>> Begin DATA ROWS

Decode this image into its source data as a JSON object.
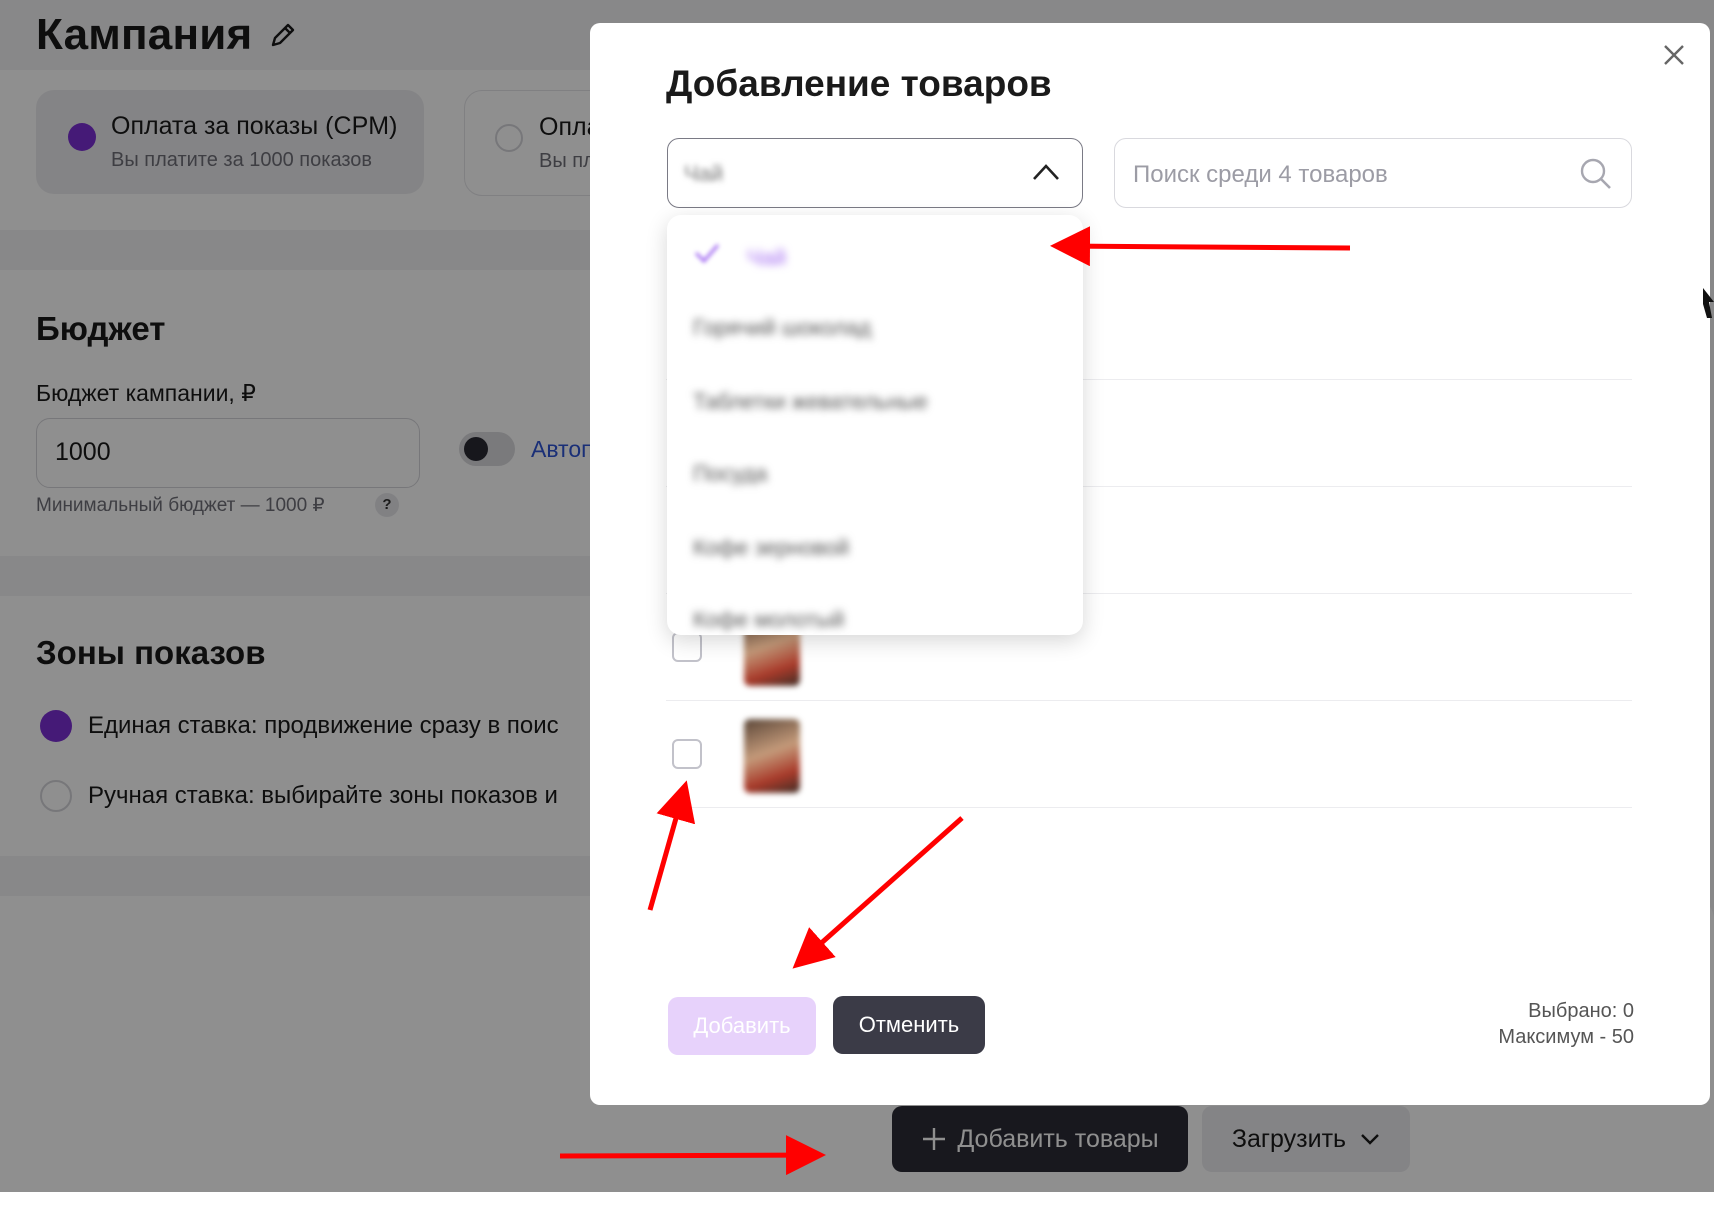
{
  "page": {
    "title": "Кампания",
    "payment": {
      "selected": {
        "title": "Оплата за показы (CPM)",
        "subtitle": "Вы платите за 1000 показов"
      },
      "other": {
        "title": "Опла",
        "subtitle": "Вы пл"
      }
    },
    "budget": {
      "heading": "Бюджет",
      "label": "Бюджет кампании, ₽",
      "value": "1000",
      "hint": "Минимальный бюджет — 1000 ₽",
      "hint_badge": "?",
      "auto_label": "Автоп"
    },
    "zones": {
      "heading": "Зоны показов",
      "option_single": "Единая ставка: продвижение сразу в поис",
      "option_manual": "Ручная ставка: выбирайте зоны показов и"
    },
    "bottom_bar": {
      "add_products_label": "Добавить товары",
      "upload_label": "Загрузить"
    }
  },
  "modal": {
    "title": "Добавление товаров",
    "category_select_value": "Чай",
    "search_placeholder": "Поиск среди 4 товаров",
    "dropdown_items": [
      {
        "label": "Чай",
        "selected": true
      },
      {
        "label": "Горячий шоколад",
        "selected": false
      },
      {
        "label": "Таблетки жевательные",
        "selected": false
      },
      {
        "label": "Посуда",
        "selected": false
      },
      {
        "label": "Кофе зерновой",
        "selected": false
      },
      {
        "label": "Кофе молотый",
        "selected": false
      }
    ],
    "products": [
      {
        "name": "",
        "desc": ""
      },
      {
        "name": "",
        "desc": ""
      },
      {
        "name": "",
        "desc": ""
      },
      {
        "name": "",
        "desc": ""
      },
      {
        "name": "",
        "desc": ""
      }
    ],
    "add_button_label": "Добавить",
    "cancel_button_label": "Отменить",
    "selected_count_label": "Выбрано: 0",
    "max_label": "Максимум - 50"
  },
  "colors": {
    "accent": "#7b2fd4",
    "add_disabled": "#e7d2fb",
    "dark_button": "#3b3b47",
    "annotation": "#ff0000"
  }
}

>> End DATA ROWS

In the listing above, find the lines holding the word "Кофе" and copy them.

ANSWER FOR THIS EXERCISE:
        "label": "Кофе зерновой",
        "label": "Кофе молотый",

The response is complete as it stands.